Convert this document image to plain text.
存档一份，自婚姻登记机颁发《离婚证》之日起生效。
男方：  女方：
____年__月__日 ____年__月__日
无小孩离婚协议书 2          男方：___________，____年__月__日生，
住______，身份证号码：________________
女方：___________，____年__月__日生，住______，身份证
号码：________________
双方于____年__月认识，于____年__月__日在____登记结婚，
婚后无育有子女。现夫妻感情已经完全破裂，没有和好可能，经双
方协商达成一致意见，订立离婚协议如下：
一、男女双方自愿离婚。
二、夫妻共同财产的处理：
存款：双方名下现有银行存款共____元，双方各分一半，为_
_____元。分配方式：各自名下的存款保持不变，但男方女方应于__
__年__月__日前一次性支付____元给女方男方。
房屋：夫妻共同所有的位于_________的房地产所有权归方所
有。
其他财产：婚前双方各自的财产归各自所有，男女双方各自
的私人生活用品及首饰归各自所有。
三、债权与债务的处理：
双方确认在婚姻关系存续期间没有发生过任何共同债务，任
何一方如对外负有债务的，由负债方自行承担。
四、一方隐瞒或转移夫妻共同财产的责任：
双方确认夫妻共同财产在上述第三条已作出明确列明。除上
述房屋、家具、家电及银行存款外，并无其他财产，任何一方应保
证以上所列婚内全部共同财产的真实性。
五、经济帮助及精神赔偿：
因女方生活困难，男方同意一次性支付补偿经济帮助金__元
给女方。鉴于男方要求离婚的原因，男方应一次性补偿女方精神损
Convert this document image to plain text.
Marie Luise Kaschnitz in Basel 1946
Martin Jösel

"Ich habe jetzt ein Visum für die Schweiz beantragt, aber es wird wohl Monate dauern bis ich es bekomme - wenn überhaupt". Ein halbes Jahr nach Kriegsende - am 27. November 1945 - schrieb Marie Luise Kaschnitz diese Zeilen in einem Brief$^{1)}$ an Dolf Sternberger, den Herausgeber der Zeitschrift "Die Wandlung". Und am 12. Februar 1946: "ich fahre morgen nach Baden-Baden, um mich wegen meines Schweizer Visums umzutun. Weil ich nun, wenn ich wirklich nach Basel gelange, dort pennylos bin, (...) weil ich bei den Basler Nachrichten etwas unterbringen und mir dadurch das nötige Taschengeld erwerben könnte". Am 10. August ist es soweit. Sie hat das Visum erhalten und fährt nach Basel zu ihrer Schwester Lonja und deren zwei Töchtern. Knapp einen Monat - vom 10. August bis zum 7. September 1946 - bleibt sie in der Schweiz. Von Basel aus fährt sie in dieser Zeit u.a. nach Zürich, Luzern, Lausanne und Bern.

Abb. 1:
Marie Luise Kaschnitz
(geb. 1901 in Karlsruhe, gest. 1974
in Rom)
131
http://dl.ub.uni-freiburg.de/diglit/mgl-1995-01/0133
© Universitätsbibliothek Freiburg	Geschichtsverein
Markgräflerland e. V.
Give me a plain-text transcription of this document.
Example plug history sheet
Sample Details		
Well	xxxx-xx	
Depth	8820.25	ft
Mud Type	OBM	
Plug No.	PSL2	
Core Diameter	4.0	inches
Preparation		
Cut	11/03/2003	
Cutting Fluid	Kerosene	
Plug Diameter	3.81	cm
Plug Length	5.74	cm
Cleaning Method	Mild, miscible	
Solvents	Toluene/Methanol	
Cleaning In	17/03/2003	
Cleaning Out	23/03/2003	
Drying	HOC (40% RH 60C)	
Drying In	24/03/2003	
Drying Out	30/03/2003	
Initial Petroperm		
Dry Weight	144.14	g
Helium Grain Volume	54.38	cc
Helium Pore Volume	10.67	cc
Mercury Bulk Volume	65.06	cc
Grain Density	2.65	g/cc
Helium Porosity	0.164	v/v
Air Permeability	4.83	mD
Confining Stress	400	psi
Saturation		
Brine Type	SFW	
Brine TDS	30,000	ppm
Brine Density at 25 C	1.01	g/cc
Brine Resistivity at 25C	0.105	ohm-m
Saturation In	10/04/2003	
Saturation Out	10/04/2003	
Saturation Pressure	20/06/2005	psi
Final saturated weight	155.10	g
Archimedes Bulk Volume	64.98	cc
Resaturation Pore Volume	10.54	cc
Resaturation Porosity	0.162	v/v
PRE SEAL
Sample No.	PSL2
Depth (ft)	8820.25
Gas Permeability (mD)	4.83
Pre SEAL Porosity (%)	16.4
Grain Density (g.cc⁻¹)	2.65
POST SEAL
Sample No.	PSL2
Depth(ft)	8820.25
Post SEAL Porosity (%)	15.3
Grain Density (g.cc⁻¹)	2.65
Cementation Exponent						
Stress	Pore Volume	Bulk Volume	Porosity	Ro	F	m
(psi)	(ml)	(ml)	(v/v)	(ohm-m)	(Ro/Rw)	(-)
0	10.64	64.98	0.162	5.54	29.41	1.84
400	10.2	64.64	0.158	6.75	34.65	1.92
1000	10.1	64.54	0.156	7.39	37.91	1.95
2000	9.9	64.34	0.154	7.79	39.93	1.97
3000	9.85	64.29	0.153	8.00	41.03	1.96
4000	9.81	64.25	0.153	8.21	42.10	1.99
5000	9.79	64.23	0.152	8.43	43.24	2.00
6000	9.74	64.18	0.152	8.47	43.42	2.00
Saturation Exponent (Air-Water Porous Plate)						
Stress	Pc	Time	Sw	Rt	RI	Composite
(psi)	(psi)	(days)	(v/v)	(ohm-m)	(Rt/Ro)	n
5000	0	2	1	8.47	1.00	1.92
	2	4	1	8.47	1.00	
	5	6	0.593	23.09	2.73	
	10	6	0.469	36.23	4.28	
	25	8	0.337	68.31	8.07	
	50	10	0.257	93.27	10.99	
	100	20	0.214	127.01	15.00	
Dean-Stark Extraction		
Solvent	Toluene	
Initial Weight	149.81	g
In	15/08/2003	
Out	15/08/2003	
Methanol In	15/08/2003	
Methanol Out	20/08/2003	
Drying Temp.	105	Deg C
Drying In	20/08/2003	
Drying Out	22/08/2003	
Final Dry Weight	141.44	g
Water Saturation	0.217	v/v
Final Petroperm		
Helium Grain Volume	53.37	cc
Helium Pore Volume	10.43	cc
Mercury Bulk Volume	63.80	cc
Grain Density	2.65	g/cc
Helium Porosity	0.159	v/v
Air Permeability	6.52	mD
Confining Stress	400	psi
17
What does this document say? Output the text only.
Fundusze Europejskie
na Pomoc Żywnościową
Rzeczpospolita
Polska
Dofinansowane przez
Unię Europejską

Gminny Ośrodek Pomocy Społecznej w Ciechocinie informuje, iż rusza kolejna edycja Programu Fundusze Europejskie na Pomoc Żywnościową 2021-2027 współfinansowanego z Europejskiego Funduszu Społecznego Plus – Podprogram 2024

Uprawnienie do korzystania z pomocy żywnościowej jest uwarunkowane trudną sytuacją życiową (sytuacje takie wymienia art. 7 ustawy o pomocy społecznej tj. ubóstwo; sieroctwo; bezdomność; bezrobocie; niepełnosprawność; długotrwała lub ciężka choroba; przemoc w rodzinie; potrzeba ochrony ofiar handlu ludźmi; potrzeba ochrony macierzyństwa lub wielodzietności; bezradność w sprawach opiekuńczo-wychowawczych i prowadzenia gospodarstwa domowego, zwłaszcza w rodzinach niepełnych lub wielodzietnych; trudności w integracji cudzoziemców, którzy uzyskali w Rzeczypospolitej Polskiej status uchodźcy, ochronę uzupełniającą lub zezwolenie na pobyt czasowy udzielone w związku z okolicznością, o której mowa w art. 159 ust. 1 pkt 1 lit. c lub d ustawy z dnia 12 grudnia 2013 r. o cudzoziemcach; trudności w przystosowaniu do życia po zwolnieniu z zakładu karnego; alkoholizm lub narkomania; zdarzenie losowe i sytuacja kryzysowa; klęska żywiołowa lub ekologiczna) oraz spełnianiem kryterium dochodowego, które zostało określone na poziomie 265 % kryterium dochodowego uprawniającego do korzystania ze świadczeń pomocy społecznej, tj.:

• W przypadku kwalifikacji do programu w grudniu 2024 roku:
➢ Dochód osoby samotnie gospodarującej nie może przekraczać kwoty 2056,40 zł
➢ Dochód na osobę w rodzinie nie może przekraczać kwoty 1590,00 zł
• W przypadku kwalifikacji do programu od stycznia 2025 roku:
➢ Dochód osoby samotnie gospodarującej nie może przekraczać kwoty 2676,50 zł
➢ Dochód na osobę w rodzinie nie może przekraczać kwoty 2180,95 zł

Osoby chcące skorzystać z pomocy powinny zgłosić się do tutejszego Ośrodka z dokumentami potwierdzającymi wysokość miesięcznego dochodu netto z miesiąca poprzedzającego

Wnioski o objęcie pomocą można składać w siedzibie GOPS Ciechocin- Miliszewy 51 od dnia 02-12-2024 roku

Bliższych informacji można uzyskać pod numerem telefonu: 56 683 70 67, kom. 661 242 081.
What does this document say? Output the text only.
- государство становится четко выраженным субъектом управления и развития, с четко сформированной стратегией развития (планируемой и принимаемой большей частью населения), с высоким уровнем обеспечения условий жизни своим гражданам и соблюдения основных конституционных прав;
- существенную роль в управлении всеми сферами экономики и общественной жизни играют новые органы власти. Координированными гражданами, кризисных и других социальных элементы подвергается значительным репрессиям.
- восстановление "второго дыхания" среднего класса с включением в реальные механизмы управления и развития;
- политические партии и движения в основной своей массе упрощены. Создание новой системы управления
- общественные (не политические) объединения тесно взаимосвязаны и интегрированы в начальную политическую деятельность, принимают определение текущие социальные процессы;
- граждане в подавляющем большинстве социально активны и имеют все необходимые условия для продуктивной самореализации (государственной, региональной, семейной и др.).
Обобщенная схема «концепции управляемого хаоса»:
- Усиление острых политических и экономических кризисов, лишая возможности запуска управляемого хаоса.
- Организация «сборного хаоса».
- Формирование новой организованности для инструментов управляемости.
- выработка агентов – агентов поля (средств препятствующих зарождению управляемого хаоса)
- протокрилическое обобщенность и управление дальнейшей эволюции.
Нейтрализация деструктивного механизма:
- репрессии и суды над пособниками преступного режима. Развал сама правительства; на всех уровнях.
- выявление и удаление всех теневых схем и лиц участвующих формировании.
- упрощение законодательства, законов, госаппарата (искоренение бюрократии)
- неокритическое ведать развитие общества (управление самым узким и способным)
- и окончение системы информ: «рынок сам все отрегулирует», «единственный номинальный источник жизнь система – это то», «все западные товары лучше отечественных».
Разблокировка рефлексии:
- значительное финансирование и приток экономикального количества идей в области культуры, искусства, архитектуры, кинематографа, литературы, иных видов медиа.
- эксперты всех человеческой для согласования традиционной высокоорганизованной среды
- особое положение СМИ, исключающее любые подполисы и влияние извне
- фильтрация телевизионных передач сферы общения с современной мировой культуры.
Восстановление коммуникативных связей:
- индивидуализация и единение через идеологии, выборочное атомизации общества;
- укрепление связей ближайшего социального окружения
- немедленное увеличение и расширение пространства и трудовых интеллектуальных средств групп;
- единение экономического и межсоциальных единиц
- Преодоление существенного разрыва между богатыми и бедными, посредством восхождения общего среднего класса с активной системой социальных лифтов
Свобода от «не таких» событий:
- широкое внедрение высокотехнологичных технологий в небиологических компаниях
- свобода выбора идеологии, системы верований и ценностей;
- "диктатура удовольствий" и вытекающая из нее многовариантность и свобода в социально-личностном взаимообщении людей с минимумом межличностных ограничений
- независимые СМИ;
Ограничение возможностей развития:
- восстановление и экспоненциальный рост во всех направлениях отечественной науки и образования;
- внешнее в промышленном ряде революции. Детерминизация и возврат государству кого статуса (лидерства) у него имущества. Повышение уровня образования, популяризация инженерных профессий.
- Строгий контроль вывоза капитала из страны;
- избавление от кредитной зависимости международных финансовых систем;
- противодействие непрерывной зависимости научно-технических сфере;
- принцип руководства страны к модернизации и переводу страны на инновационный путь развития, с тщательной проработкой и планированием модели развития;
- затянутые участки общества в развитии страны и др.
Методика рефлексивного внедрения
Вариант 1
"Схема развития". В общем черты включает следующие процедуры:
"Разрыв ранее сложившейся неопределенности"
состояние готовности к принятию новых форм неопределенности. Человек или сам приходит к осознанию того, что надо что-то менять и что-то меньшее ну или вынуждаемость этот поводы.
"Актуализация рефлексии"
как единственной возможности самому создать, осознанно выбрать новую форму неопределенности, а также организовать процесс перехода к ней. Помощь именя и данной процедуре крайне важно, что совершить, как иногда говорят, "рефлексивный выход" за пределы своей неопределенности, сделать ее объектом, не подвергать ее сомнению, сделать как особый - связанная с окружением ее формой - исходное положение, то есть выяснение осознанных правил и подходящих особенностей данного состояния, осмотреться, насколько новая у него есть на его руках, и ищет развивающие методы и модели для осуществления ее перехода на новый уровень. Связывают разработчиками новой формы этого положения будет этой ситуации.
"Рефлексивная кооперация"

-*-*-

#### INSTRUCTIONS TO FOLLOW:
From the listing above, copy all lines holding the word "przekraczać".

#### WORKED ANSWER:
➢ Dochód osoby samotnie gospodarującej nie może przekraczać kwoty 2056,40 zł
➢ Dochód na osobę w rodzinie nie może przekraczać kwoty 1590,00 zł
➢ Dochód osoby samotnie gospodarującej nie może przekraczać kwoty 2676,50 zł
➢ Dochód na osobę w rodzinie nie może przekraczać kwoty 2180,95 zł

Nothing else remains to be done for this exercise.